Bereitgestellte Daten:
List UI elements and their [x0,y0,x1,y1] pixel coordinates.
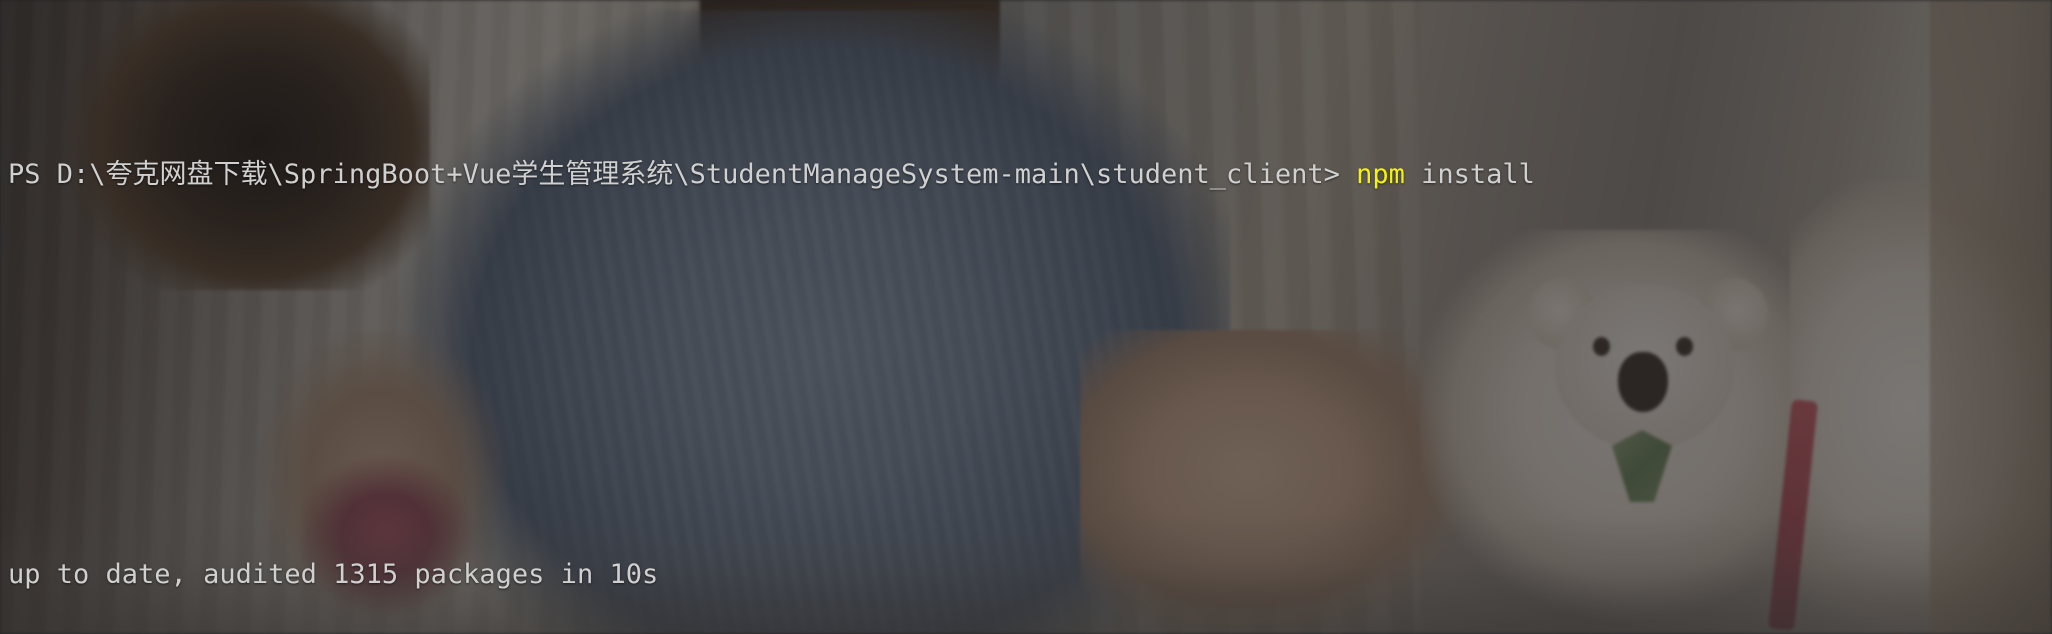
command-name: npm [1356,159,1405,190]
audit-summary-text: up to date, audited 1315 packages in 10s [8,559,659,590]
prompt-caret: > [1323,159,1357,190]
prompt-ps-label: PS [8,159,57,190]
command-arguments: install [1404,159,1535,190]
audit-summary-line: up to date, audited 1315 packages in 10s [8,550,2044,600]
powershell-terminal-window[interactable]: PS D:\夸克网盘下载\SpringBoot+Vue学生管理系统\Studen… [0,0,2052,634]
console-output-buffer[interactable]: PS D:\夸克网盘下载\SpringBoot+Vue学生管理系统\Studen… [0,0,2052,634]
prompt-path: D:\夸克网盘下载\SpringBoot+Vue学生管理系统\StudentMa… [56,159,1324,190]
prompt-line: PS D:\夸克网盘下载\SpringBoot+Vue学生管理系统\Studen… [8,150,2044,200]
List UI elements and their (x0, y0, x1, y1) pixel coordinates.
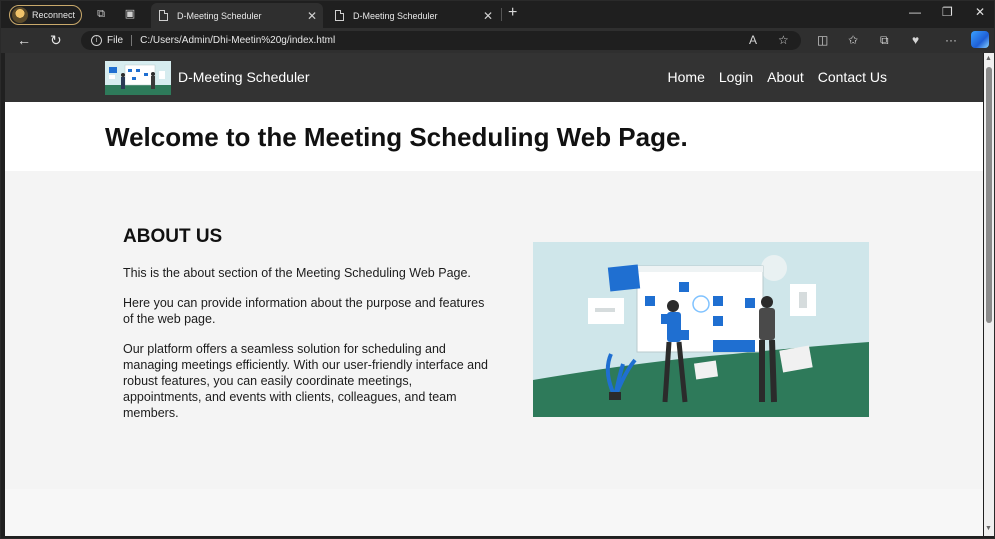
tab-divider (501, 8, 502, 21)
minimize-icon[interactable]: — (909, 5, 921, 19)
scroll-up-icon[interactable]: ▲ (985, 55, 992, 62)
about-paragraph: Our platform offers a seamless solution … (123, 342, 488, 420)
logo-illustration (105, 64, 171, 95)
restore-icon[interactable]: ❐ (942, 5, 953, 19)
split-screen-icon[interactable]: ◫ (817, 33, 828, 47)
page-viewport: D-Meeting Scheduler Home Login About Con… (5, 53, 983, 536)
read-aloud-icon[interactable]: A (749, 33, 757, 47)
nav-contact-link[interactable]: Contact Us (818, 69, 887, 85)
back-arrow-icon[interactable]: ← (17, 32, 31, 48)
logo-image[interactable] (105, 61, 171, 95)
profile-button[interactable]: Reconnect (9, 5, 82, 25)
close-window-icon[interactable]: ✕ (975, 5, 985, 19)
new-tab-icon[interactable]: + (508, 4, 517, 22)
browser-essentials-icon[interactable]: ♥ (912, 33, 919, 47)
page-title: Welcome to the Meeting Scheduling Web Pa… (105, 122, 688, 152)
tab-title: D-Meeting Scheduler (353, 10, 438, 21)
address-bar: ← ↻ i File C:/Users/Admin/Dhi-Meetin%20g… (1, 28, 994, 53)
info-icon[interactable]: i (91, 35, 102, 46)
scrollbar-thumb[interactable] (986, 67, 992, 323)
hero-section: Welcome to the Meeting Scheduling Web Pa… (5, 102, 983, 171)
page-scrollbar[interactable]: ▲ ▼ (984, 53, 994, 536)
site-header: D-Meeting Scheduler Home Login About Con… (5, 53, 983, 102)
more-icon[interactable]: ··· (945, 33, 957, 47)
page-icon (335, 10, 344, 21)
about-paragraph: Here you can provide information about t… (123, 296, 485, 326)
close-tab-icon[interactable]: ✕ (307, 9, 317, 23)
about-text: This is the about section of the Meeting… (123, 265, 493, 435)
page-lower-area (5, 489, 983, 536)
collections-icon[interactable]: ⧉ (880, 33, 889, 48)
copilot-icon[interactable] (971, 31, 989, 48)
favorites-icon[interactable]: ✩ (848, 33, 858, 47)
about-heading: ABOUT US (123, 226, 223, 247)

Aufgabe:
Welche Zeilen in den Datensätzen oben enthalten die Zeichenfolge „summary“? Finde sie und gib jede davon vollständig wieder, wobei Groß- und Kleinschreibung zu beachten ist.

Antwort:
audit-summary-text: up to date, audited 1315 packages in 10s [8,559,659,590]
audit-summary-line: up to date, audited 1315 packages in 10s [8,550,2044,600]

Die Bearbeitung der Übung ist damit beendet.